▸ **SUPPLIED MATERIAL**:
* * * * * * * * *

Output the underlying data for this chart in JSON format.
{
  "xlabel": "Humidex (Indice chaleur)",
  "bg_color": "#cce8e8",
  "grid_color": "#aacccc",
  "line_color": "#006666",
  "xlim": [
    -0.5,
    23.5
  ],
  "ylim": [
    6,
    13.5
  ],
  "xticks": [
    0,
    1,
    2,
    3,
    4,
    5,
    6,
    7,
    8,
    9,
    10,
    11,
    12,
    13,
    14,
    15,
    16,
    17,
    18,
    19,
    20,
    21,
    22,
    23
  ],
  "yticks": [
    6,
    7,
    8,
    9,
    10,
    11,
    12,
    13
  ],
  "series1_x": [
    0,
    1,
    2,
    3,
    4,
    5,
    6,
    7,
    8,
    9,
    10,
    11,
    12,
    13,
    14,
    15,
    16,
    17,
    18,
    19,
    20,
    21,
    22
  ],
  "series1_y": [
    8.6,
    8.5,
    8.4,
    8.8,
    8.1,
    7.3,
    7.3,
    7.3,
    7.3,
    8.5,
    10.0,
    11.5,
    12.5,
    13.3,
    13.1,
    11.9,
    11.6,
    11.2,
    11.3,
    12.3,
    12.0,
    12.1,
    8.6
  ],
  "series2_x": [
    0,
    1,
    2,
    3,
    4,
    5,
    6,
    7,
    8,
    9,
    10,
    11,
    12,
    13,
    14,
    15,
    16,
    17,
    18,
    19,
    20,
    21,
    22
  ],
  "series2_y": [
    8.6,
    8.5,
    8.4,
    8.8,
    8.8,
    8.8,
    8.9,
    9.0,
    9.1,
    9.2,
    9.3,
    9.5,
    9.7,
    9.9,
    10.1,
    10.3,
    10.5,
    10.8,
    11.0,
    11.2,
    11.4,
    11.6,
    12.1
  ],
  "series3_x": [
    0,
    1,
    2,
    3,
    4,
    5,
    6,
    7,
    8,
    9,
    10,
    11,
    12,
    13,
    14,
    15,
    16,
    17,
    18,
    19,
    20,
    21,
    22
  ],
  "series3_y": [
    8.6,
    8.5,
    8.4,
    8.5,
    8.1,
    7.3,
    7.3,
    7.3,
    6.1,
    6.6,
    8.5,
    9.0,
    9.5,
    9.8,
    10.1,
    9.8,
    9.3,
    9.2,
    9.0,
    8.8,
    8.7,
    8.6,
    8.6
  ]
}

* * * * * * * * *

▸ **WHAT TO DO**:
Reproduce the records in full, exactly as written.

▸ **SOLUTION TO THE EXERCISE**:
Output the underlying data for this chart in JSON format.
{
  "xlabel": "Humidex (Indice chaleur)",
  "bg_color": "#cce8e8",
  "grid_color": "#aacccc",
  "line_color": "#006666",
  "xlim": [
    -0.5,
    23.5
  ],
  "ylim": [
    6,
    13.5
  ],
  "xticks": [
    0,
    1,
    2,
    3,
    4,
    5,
    6,
    7,
    8,
    9,
    10,
    11,
    12,
    13,
    14,
    15,
    16,
    17,
    18,
    19,
    20,
    21,
    22,
    23
  ],
  "yticks": [
    6,
    7,
    8,
    9,
    10,
    11,
    12,
    13
  ],
  "series1_x": [
    0,
    1,
    2,
    3,
    4,
    5,
    6,
    7,
    8,
    9,
    10,
    11,
    12,
    13,
    14,
    15,
    16,
    17,
    18,
    19,
    20,
    21,
    22
  ],
  "series1_y": [
    8.6,
    8.5,
    8.4,
    8.8,
    8.1,
    7.3,
    7.3,
    7.3,
    7.3,
    8.5,
    10.0,
    11.5,
    12.5,
    13.3,
    13.1,
    11.9,
    11.6,
    11.2,
    11.3,
    12.3,
    12.0,
    12.1,
    8.6
  ],
  "series2_x": [
    0,
    1,
    2,
    3,
    4,
    5,
    6,
    7,
    8,
    9,
    10,
    11,
    12,
    13,
    14,
    15,
    16,
    17,
    18,
    19,
    20,
    21,
    22
  ],
  "series2_y": [
    8.6,
    8.5,
    8.4,
    8.8,
    8.8,
    8.8,
    8.9,
    9.0,
    9.1,
    9.2,
    9.3,
    9.5,
    9.7,
    9.9,
    10.1,
    10.3,
    10.5,
    10.8,
    11.0,
    11.2,
    11.4,
    11.6,
    12.1
  ],
  "series3_x": [
    0,
    1,
    2,
    3,
    4,
    5,
    6,
    7,
    8,
    9,
    10,
    11,
    12,
    13,
    14,
    15,
    16,
    17,
    18,
    19,
    20,
    21,
    22
  ],
  "series3_y": [
    8.6,
    8.5,
    8.4,
    8.5,
    8.1,
    7.3,
    7.3,
    7.3,
    6.1,
    6.6,
    8.5,
    9.0,
    9.5,
    9.8,
    10.1,
    9.8,
    9.3,
    9.2,
    9.0,
    8.8,
    8.7,
    8.6,
    8.6
  ]
}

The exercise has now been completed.